TASK OBJECTIVE: Copy out each of the items below word for word, keeping every line as it stands.

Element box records

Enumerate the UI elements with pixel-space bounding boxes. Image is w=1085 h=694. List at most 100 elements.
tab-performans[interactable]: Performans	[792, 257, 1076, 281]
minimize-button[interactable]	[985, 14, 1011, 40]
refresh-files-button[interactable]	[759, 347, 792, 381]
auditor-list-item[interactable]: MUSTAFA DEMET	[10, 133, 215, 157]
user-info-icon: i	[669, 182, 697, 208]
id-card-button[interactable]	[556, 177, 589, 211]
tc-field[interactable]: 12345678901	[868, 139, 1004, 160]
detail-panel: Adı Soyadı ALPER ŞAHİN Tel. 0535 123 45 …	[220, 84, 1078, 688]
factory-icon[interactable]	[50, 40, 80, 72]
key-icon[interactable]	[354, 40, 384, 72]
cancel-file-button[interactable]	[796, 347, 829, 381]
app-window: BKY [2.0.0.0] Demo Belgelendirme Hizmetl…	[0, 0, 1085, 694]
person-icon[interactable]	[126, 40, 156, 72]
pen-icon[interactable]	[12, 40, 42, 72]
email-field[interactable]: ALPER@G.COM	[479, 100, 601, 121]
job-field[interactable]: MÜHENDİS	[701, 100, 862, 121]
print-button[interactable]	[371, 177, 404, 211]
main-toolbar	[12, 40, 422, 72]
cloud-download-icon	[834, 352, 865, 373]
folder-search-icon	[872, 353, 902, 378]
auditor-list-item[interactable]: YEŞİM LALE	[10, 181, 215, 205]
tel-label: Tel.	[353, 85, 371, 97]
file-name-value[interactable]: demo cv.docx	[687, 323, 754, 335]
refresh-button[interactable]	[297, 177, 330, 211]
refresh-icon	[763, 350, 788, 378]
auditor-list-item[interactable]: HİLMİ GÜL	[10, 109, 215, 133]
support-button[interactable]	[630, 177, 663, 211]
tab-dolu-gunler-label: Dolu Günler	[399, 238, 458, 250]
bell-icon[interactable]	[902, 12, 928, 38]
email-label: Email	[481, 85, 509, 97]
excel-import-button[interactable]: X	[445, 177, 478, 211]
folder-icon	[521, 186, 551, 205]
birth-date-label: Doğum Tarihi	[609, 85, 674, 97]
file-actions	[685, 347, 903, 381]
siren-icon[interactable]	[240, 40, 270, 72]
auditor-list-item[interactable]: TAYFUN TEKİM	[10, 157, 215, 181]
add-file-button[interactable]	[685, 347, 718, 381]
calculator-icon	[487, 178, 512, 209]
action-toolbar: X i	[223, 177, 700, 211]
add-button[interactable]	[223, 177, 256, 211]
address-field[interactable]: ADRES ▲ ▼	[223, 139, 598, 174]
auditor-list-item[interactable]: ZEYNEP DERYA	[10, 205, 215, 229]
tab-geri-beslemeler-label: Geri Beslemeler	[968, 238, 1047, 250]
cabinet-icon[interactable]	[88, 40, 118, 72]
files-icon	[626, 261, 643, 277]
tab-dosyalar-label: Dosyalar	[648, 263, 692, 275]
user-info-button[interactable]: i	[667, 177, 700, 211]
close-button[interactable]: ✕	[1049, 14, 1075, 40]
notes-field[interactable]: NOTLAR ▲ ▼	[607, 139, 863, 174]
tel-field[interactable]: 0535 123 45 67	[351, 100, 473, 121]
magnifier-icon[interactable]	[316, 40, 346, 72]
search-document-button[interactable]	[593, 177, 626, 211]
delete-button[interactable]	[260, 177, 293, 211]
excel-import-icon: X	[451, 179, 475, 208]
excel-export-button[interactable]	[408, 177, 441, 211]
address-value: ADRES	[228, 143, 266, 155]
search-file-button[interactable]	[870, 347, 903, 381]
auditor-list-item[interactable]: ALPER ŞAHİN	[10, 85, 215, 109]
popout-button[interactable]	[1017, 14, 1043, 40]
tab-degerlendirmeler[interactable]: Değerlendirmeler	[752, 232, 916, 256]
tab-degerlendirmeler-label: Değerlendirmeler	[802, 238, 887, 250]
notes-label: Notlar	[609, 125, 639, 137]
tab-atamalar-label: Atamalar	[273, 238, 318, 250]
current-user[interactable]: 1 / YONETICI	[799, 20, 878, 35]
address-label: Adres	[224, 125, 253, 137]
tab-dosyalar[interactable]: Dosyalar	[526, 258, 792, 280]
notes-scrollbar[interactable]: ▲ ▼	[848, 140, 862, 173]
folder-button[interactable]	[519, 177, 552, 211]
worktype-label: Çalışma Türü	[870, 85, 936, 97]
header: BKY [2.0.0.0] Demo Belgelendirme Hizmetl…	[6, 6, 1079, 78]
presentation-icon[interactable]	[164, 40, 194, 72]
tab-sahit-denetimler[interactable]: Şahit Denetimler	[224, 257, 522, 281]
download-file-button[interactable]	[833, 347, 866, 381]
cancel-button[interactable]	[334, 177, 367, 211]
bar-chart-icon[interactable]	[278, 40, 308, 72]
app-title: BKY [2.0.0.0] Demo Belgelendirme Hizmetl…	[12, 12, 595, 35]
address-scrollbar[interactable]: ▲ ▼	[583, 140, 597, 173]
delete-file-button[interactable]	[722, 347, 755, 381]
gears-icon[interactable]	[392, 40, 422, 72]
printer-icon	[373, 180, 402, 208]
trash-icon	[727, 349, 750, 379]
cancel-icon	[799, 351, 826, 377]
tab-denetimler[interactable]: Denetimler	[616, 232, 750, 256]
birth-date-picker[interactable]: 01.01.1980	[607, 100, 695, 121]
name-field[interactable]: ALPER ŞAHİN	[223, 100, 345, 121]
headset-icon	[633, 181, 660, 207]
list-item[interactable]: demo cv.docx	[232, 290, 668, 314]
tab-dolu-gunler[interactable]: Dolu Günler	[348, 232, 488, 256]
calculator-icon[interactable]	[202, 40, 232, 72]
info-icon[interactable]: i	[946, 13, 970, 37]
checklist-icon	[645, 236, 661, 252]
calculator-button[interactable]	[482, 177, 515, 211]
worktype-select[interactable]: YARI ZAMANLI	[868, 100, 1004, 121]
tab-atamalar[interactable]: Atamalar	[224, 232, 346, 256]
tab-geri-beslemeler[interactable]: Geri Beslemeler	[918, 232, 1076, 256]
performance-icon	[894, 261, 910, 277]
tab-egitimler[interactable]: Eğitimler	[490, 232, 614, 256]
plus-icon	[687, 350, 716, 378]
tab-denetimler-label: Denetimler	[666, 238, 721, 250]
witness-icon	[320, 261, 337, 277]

ANSWER TO THIS PROBLEM:
Enumerate the UI elements with pixel-space bounding boxes. Image is w=1085 h=694. List at most 100 elements.
tab-performans[interactable]: Performans	[792, 257, 1076, 281]
minimize-button[interactable]	[985, 14, 1011, 40]
refresh-files-button[interactable]	[759, 347, 792, 381]
auditor-list-item[interactable]: MUSTAFA DEMET	[10, 133, 215, 157]
user-info-icon: i	[669, 182, 697, 208]
id-card-button[interactable]	[556, 177, 589, 211]
tc-field[interactable]: 12345678901	[868, 139, 1004, 160]
detail-panel: Adı Soyadı ALPER ŞAHİN Tel. 0535 123 45 …	[220, 84, 1078, 688]
factory-icon[interactable]	[50, 40, 80, 72]
key-icon[interactable]	[354, 40, 384, 72]
cancel-file-button[interactable]	[796, 347, 829, 381]
app-window: BKY [2.0.0.0] Demo Belgelendirme Hizmetl…	[0, 0, 1085, 694]
person-icon[interactable]	[126, 40, 156, 72]
pen-icon[interactable]	[12, 40, 42, 72]
email-field[interactable]: ALPER@G.COM	[479, 100, 601, 121]
job-field[interactable]: MÜHENDİS	[701, 100, 862, 121]
print-button[interactable]	[371, 177, 404, 211]
main-toolbar	[12, 40, 422, 72]
cloud-download-icon	[834, 352, 865, 373]
folder-search-icon	[872, 353, 902, 378]
auditor-list-item[interactable]: YEŞİM LALE	[10, 181, 215, 205]
tel-label: Tel.	[353, 85, 371, 97]
file-name-value[interactable]: demo cv.docx	[687, 323, 754, 335]
refresh-button[interactable]	[297, 177, 330, 211]
refresh-icon	[763, 350, 788, 378]
auditor-list-item[interactable]: HİLMİ GÜL	[10, 109, 215, 133]
support-button[interactable]	[630, 177, 663, 211]
tab-dolu-gunler-label: Dolu Günler	[399, 238, 458, 250]
bell-icon[interactable]	[902, 12, 928, 38]
email-label: Email	[481, 85, 509, 97]
excel-import-button[interactable]: X	[445, 177, 478, 211]
folder-icon	[521, 186, 551, 205]
birth-date-label: Doğum Tarihi	[609, 85, 674, 97]
file-actions	[685, 347, 903, 381]
siren-icon[interactable]	[240, 40, 270, 72]
auditor-list-item[interactable]: TAYFUN TEKİM	[10, 157, 215, 181]
add-file-button[interactable]	[685, 347, 718, 381]
calculator-icon	[487, 178, 512, 209]
action-toolbar: X i	[223, 177, 700, 211]
add-button[interactable]	[223, 177, 256, 211]
address-field[interactable]: ADRES ▲ ▼	[223, 139, 598, 174]
auditor-list-item[interactable]: ZEYNEP DERYA	[10, 205, 215, 229]
tab-geri-beslemeler-label: Geri Beslemeler	[968, 238, 1047, 250]
cabinet-icon[interactable]	[88, 40, 118, 72]
files-icon	[626, 261, 643, 277]
tab-dosyalar-label: Dosyalar	[648, 263, 692, 275]
user-info-button[interactable]: i	[667, 177, 700, 211]
close-button[interactable]: ✕	[1049, 14, 1075, 40]
notes-field[interactable]: NOTLAR ▲ ▼	[607, 139, 863, 174]
tel-field[interactable]: 0535 123 45 67	[351, 100, 473, 121]
magnifier-icon[interactable]	[316, 40, 346, 72]
search-document-button[interactable]	[593, 177, 626, 211]
delete-button[interactable]	[260, 177, 293, 211]
excel-import-icon: X	[451, 179, 475, 208]
excel-export-button[interactable]	[408, 177, 441, 211]
address-value: ADRES	[228, 143, 266, 155]
search-file-button[interactable]	[870, 347, 903, 381]
auditor-list-item[interactable]: ALPER ŞAHİN	[10, 85, 215, 109]
popout-button[interactable]	[1017, 14, 1043, 40]
tab-degerlendirmeler[interactable]: Değerlendirmeler	[752, 232, 916, 256]
tab-degerlendirmeler-label: Değerlendirmeler	[802, 238, 887, 250]
notes-label: Notlar	[609, 125, 639, 137]
tab-atamalar-label: Atamalar	[273, 238, 318, 250]
current-user[interactable]: 1 / YONETICI	[799, 20, 878, 35]
address-label: Adres	[224, 125, 253, 137]
tab-dosyalar[interactable]: Dosyalar	[526, 258, 792, 280]
notes-scrollbar[interactable]: ▲ ▼	[848, 140, 862, 173]
folder-button[interactable]	[519, 177, 552, 211]
worktype-label: Çalışma Türü	[870, 85, 936, 97]
header: BKY [2.0.0.0] Demo Belgelendirme Hizmetl…	[6, 6, 1079, 78]
presentation-icon[interactable]	[164, 40, 194, 72]
tab-sahit-denetimler[interactable]: Şahit Denetimler	[224, 257, 522, 281]
download-file-button[interactable]	[833, 347, 866, 381]
cancel-button[interactable]	[334, 177, 367, 211]
bar-chart-icon[interactable]	[278, 40, 308, 72]
app-title: BKY [2.0.0.0] Demo Belgelendirme Hizmetl…	[12, 12, 595, 35]
address-scrollbar[interactable]: ▲ ▼	[583, 140, 597, 173]
delete-file-button[interactable]	[722, 347, 755, 381]
gears-icon[interactable]	[392, 40, 422, 72]
printer-icon	[373, 180, 402, 208]
trash-icon	[727, 349, 750, 379]
cancel-icon	[799, 351, 826, 377]
tab-denetimler[interactable]: Denetimler	[616, 232, 750, 256]
birth-date-picker[interactable]: 01.01.1980	[607, 100, 695, 121]
name-field[interactable]: ALPER ŞAHİN	[223, 100, 345, 121]
headset-icon	[633, 181, 660, 207]
list-item[interactable]: demo cv.docx	[232, 290, 668, 314]
tab-dolu-gunler[interactable]: Dolu Günler	[348, 232, 488, 256]
calculator-icon[interactable]	[202, 40, 232, 72]
info-icon[interactable]: i	[946, 13, 970, 37]
checklist-icon	[645, 236, 661, 252]
calculator-button[interactable]	[482, 177, 515, 211]
worktype-select[interactable]: YARI ZAMANLI	[868, 100, 1004, 121]
tab-atamalar[interactable]: Atamalar	[224, 232, 346, 256]
tab-geri-beslemeler[interactable]: Geri Beslemeler	[918, 232, 1076, 256]
performance-icon	[894, 261, 910, 277]
tab-egitimler[interactable]: Eğitimler	[490, 232, 614, 256]
plus-icon	[687, 350, 716, 378]
tab-denetimler-label: Denetimler	[666, 238, 721, 250]
witness-icon	[320, 261, 337, 277]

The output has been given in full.